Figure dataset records
* * *
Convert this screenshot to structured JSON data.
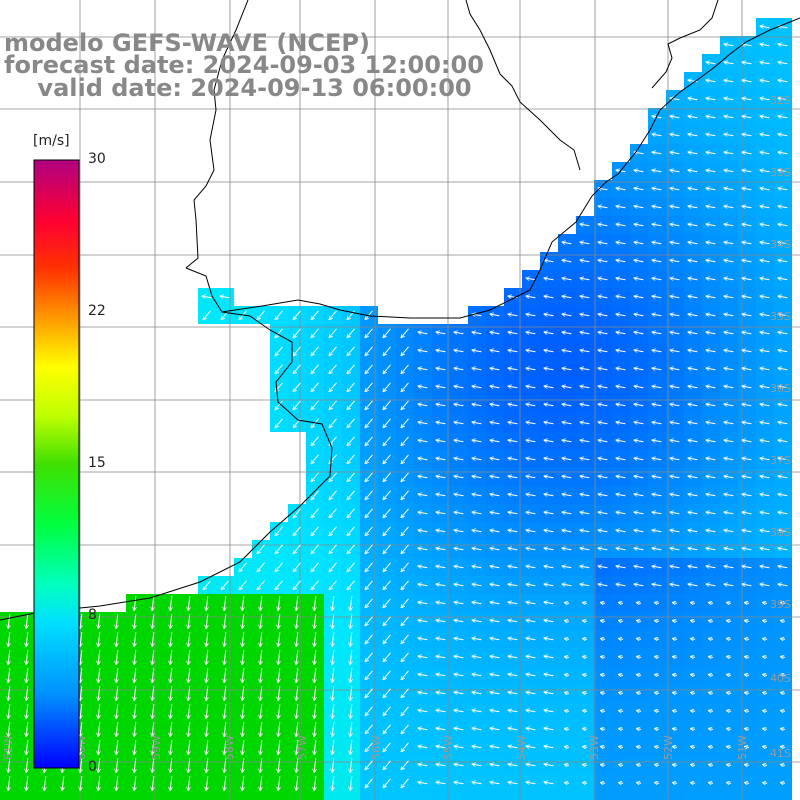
{
  "header": {
    "line1": "modelo GEFS-WAVE (NCEP)",
    "line2": "forecast date: 2024-09-03 12:00:00",
    "line3": "    valid date: 2024-09-13 06:00:00"
  },
  "colorbar": {
    "unit": "[m/s]",
    "ticks": [
      "30",
      "22",
      "15",
      "8",
      "0"
    ],
    "tick_values": [
      30,
      22,
      15,
      8,
      0
    ],
    "range": [
      0,
      30
    ],
    "stops": [
      "#0000ff",
      "#00b0ff",
      "#00ffff",
      "#00ff40",
      "#00c000",
      "#80ff00",
      "#ffff00",
      "#ff9900",
      "#ff3300",
      "#ff0000",
      "#ff0066",
      "#b00080"
    ]
  },
  "grid": {
    "lat_labels": [
      "32S",
      "33S",
      "34S",
      "35S",
      "36S",
      "37S",
      "38S",
      "39S",
      "40S",
      "41S"
    ],
    "lon_labels": [
      "61W",
      "60W",
      "59W",
      "58W",
      "57W",
      "56W",
      "55W",
      "54W",
      "53W",
      "52W",
      "51W"
    ]
  },
  "field": {
    "variable": "wind speed and direction",
    "land_color": "#ffffff",
    "coast_color": "#000000",
    "arrow_color": "#ffffff",
    "description_colors": {
      "shelf": "#00c8ff",
      "open_ocean": "#0050ff",
      "southwest": "#00e880"
    }
  }
}
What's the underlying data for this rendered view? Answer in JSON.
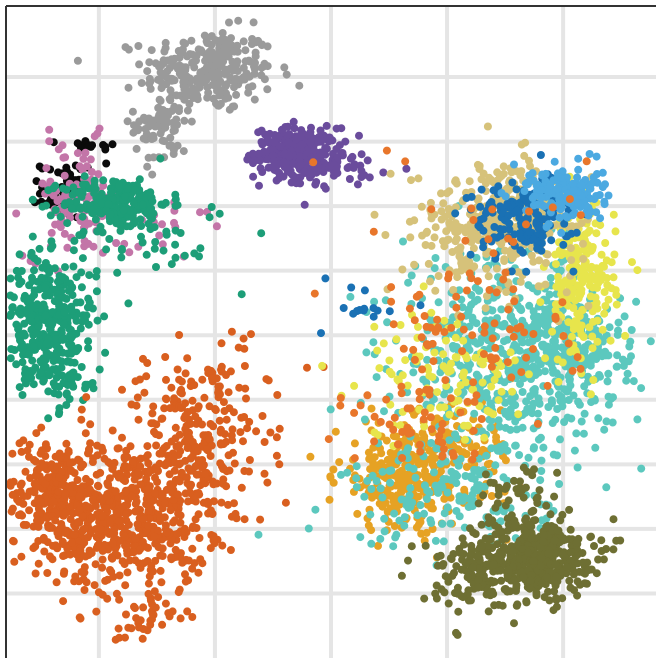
{
  "chart_data": {
    "type": "scatter",
    "title": "",
    "xlabel": "",
    "ylabel": "",
    "grid": true,
    "legend": "none",
    "xlim": [
      -0.8,
      4.8
    ],
    "ylim": [
      0,
      10.1
    ],
    "axis_ticks_labeled": false,
    "colors": {
      "background": "#ffffff",
      "grid": "#e5e5e5",
      "axis": "#333333"
    },
    "series": [
      {
        "color": "#9a9a9a",
        "blobs": [
          {
            "cx": 0.95,
            "cy": 9.1,
            "sx": 0.28,
            "sy": 0.32,
            "n": 260
          },
          {
            "cx": 0.55,
            "cy": 8.3,
            "sx": 0.12,
            "sy": 0.35,
            "n": 80
          }
        ]
      },
      {
        "color": "#6a4c9c",
        "blobs": [
          {
            "cx": 1.7,
            "cy": 7.85,
            "sx": 0.18,
            "sy": 0.18,
            "n": 220
          },
          {
            "cx": 1.9,
            "cy": 7.6,
            "sx": 0.25,
            "sy": 0.15,
            "n": 70
          }
        ]
      },
      {
        "color": "#0a0a0a",
        "blobs": [
          {
            "cx": -0.3,
            "cy": 7.25,
            "sx": 0.1,
            "sy": 0.22,
            "n": 50
          },
          {
            "cx": -0.1,
            "cy": 7.9,
            "sx": 0.12,
            "sy": 0.08,
            "n": 15
          }
        ]
      },
      {
        "color": "#c375a8",
        "blobs": [
          {
            "cx": -0.2,
            "cy": 7.1,
            "sx": 0.22,
            "sy": 0.45,
            "n": 95
          },
          {
            "cx": 0.35,
            "cy": 6.7,
            "sx": 0.3,
            "sy": 0.3,
            "n": 35
          }
        ]
      },
      {
        "color": "#1d9e78",
        "blobs": [
          {
            "cx": 0.15,
            "cy": 7.05,
            "sx": 0.23,
            "sy": 0.2,
            "n": 210
          },
          {
            "cx": -0.45,
            "cy": 5.3,
            "sx": 0.22,
            "sy": 0.45,
            "n": 340
          },
          {
            "cx": -0.35,
            "cy": 4.3,
            "sx": 0.2,
            "sy": 0.25,
            "n": 60
          },
          {
            "cx": 0.4,
            "cy": 6.5,
            "sx": 0.4,
            "sy": 0.3,
            "n": 40
          }
        ]
      },
      {
        "color": "#d95f1f",
        "blobs": [
          {
            "cx": 0.25,
            "cy": 2.2,
            "sx": 0.35,
            "sy": 0.6,
            "n": 560
          },
          {
            "cx": -0.4,
            "cy": 2.5,
            "sx": 0.22,
            "sy": 0.45,
            "n": 240
          },
          {
            "cx": 0.85,
            "cy": 3.2,
            "sx": 0.3,
            "sy": 0.6,
            "n": 200
          },
          {
            "cx": 0.35,
            "cy": 0.6,
            "sx": 0.15,
            "sy": 0.2,
            "n": 30
          },
          {
            "cx": 0.9,
            "cy": 4.2,
            "sx": 0.4,
            "sy": 0.4,
            "n": 60
          }
        ]
      },
      {
        "color": "#e6a224",
        "blobs": [
          {
            "cx": 2.65,
            "cy": 2.8,
            "sx": 0.3,
            "sy": 0.4,
            "n": 270
          },
          {
            "cx": 3.1,
            "cy": 3.2,
            "sx": 0.25,
            "sy": 0.4,
            "n": 90
          }
        ]
      },
      {
        "color": "#5cc8be",
        "blobs": [
          {
            "cx": 3.5,
            "cy": 4.6,
            "sx": 0.45,
            "sy": 0.8,
            "n": 560
          },
          {
            "cx": 4.1,
            "cy": 4.8,
            "sx": 0.25,
            "sy": 0.45,
            "n": 170
          },
          {
            "cx": 3.0,
            "cy": 2.5,
            "sx": 0.45,
            "sy": 0.4,
            "n": 140
          }
        ]
      },
      {
        "color": "#e7e54c",
        "blobs": [
          {
            "cx": 4.15,
            "cy": 5.8,
            "sx": 0.15,
            "sy": 0.6,
            "n": 200
          },
          {
            "cx": 3.0,
            "cy": 4.4,
            "sx": 0.35,
            "sy": 0.5,
            "n": 110
          }
        ]
      },
      {
        "color": "#d6c27a",
        "blobs": [
          {
            "cx": 3.4,
            "cy": 6.7,
            "sx": 0.35,
            "sy": 0.5,
            "n": 270
          },
          {
            "cx": 3.6,
            "cy": 7.0,
            "sx": 0.3,
            "sy": 0.3,
            "n": 90
          }
        ]
      },
      {
        "color": "#1a71b4",
        "blobs": [
          {
            "cx": 3.65,
            "cy": 6.8,
            "sx": 0.22,
            "sy": 0.3,
            "n": 170
          },
          {
            "cx": 2.35,
            "cy": 5.5,
            "sx": 0.25,
            "sy": 0.2,
            "n": 15
          }
        ]
      },
      {
        "color": "#4ba9e1",
        "blobs": [
          {
            "cx": 4.0,
            "cy": 7.2,
            "sx": 0.17,
            "sy": 0.22,
            "n": 150
          }
        ]
      },
      {
        "color": "#e8762b",
        "blobs": [
          {
            "cx": 3.3,
            "cy": 5.3,
            "sx": 0.45,
            "sy": 1.1,
            "n": 110
          },
          {
            "cx": 2.8,
            "cy": 3.6,
            "sx": 0.3,
            "sy": 0.4,
            "n": 45
          }
        ]
      },
      {
        "color": "#6e6f33",
        "blobs": [
          {
            "cx": 3.75,
            "cy": 1.6,
            "sx": 0.25,
            "sy": 0.3,
            "n": 360
          },
          {
            "cx": 3.3,
            "cy": 1.3,
            "sx": 0.3,
            "sy": 0.3,
            "n": 130
          },
          {
            "cx": 3.6,
            "cy": 2.5,
            "sx": 0.2,
            "sy": 0.3,
            "n": 40
          }
        ]
      }
    ]
  }
}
* * *
WHAT THE TASK REQUIRES: Retype the listing exactly. Pictures do not belong in the copy.

REPLY:
Convert this screenshot to structured JSON data.
{
  "header": {
    "line1": "modelo GEFS-WAVE (NCEP)",
    "line2": "forecast date: 2024-09-03 12:00:00",
    "line3": "    valid date: 2024-09-13 06:00:00"
  },
  "colorbar": {
    "unit": "[m/s]",
    "ticks": [
      "30",
      "22",
      "15",
      "8",
      "0"
    ],
    "tick_values": [
      30,
      22,
      15,
      8,
      0
    ],
    "range": [
      0,
      30
    ],
    "stops": [
      "#0000ff",
      "#00b0ff",
      "#00ffff",
      "#00ff40",
      "#00c000",
      "#80ff00",
      "#ffff00",
      "#ff9900",
      "#ff3300",
      "#ff0000",
      "#ff0066",
      "#b00080"
    ]
  },
  "grid": {
    "lat_labels": [
      "32S",
      "33S",
      "34S",
      "35S",
      "36S",
      "37S",
      "38S",
      "39S",
      "40S",
      "41S"
    ],
    "lon_labels": [
      "61W",
      "60W",
      "59W",
      "58W",
      "57W",
      "56W",
      "55W",
      "54W",
      "53W",
      "52W",
      "51W"
    ]
  },
  "field": {
    "variable": "wind speed and direction",
    "land_color": "#ffffff",
    "coast_color": "#000000",
    "arrow_color": "#ffffff",
    "description_colors": {
      "shelf": "#00c8ff",
      "open_ocean": "#0050ff",
      "southwest": "#00e880"
    }
  }
}
What's the underlying data for this rendered view? Answer in JSON.
{
  "chart_data": {
    "type": "scatter",
    "title": "",
    "xlabel": "",
    "ylabel": "",
    "grid": true,
    "legend": "none",
    "xlim": [
      -0.8,
      4.8
    ],
    "ylim": [
      0,
      10.1
    ],
    "axis_ticks_labeled": false,
    "colors": {
      "background": "#ffffff",
      "grid": "#e5e5e5",
      "axis": "#333333"
    },
    "series": [
      {
        "color": "#9a9a9a",
        "blobs": [
          {
            "cx": 0.95,
            "cy": 9.1,
            "sx": 0.28,
            "sy": 0.32,
            "n": 260
          },
          {
            "cx": 0.55,
            "cy": 8.3,
            "sx": 0.12,
            "sy": 0.35,
            "n": 80
          }
        ]
      },
      {
        "color": "#6a4c9c",
        "blobs": [
          {
            "cx": 1.7,
            "cy": 7.85,
            "sx": 0.18,
            "sy": 0.18,
            "n": 220
          },
          {
            "cx": 1.9,
            "cy": 7.6,
            "sx": 0.25,
            "sy": 0.15,
            "n": 70
          }
        ]
      },
      {
        "color": "#0a0a0a",
        "blobs": [
          {
            "cx": -0.3,
            "cy": 7.25,
            "sx": 0.1,
            "sy": 0.22,
            "n": 50
          },
          {
            "cx": -0.1,
            "cy": 7.9,
            "sx": 0.12,
            "sy": 0.08,
            "n": 15
          }
        ]
      },
      {
        "color": "#c375a8",
        "blobs": [
          {
            "cx": -0.2,
            "cy": 7.1,
            "sx": 0.22,
            "sy": 0.45,
            "n": 95
          },
          {
            "cx": 0.35,
            "cy": 6.7,
            "sx": 0.3,
            "sy": 0.3,
            "n": 35
          }
        ]
      },
      {
        "color": "#1d9e78",
        "blobs": [
          {
            "cx": 0.15,
            "cy": 7.05,
            "sx": 0.23,
            "sy": 0.2,
            "n": 210
          },
          {
            "cx": -0.45,
            "cy": 5.3,
            "sx": 0.22,
            "sy": 0.45,
            "n": 340
          },
          {
            "cx": -0.35,
            "cy": 4.3,
            "sx": 0.2,
            "sy": 0.25,
            "n": 60
          },
          {
            "cx": 0.4,
            "cy": 6.5,
            "sx": 0.4,
            "sy": 0.3,
            "n": 40
          }
        ]
      },
      {
        "color": "#d95f1f",
        "blobs": [
          {
            "cx": 0.25,
            "cy": 2.2,
            "sx": 0.35,
            "sy": 0.6,
            "n": 560
          },
          {
            "cx": -0.4,
            "cy": 2.5,
            "sx": 0.22,
            "sy": 0.45,
            "n": 240
          },
          {
            "cx": 0.85,
            "cy": 3.2,
            "sx": 0.3,
            "sy": 0.6,
            "n": 200
          },
          {
            "cx": 0.35,
            "cy": 0.6,
            "sx": 0.15,
            "sy": 0.2,
            "n": 30
          },
          {
            "cx": 0.9,
            "cy": 4.2,
            "sx": 0.4,
            "sy": 0.4,
            "n": 60
          }
        ]
      },
      {
        "color": "#e6a224",
        "blobs": [
          {
            "cx": 2.65,
            "cy": 2.8,
            "sx": 0.3,
            "sy": 0.4,
            "n": 270
          },
          {
            "cx": 3.1,
            "cy": 3.2,
            "sx": 0.25,
            "sy": 0.4,
            "n": 90
          }
        ]
      },
      {
        "color": "#5cc8be",
        "blobs": [
          {
            "cx": 3.5,
            "cy": 4.6,
            "sx": 0.45,
            "sy": 0.8,
            "n": 560
          },
          {
            "cx": 4.1,
            "cy": 4.8,
            "sx": 0.25,
            "sy": 0.45,
            "n": 170
          },
          {
            "cx": 3.0,
            "cy": 2.5,
            "sx": 0.45,
            "sy": 0.4,
            "n": 140
          }
        ]
      },
      {
        "color": "#e7e54c",
        "blobs": [
          {
            "cx": 4.15,
            "cy": 5.8,
            "sx": 0.15,
            "sy": 0.6,
            "n": 200
          },
          {
            "cx": 3.0,
            "cy": 4.4,
            "sx": 0.35,
            "sy": 0.5,
            "n": 110
          }
        ]
      },
      {
        "color": "#d6c27a",
        "blobs": [
          {
            "cx": 3.4,
            "cy": 6.7,
            "sx": 0.35,
            "sy": 0.5,
            "n": 270
          },
          {
            "cx": 3.6,
            "cy": 7.0,
            "sx": 0.3,
            "sy": 0.3,
            "n": 90
          }
        ]
      },
      {
        "color": "#1a71b4",
        "blobs": [
          {
            "cx": 3.65,
            "cy": 6.8,
            "sx": 0.22,
            "sy": 0.3,
            "n": 170
          },
          {
            "cx": 2.35,
            "cy": 5.5,
            "sx": 0.25,
            "sy": 0.2,
            "n": 15
          }
        ]
      },
      {
        "color": "#4ba9e1",
        "blobs": [
          {
            "cx": 4.0,
            "cy": 7.2,
            "sx": 0.17,
            "sy": 0.22,
            "n": 150
          }
        ]
      },
      {
        "color": "#e8762b",
        "blobs": [
          {
            "cx": 3.3,
            "cy": 5.3,
            "sx": 0.45,
            "sy": 1.1,
            "n": 110
          },
          {
            "cx": 2.8,
            "cy": 3.6,
            "sx": 0.3,
            "sy": 0.4,
            "n": 45
          }
        ]
      },
      {
        "color": "#6e6f33",
        "blobs": [
          {
            "cx": 3.75,
            "cy": 1.6,
            "sx": 0.25,
            "sy": 0.3,
            "n": 360
          },
          {
            "cx": 3.3,
            "cy": 1.3,
            "sx": 0.3,
            "sy": 0.3,
            "n": 130
          },
          {
            "cx": 3.6,
            "cy": 2.5,
            "sx": 0.2,
            "sy": 0.3,
            "n": 40
          }
        ]
      }
    ]
  }
}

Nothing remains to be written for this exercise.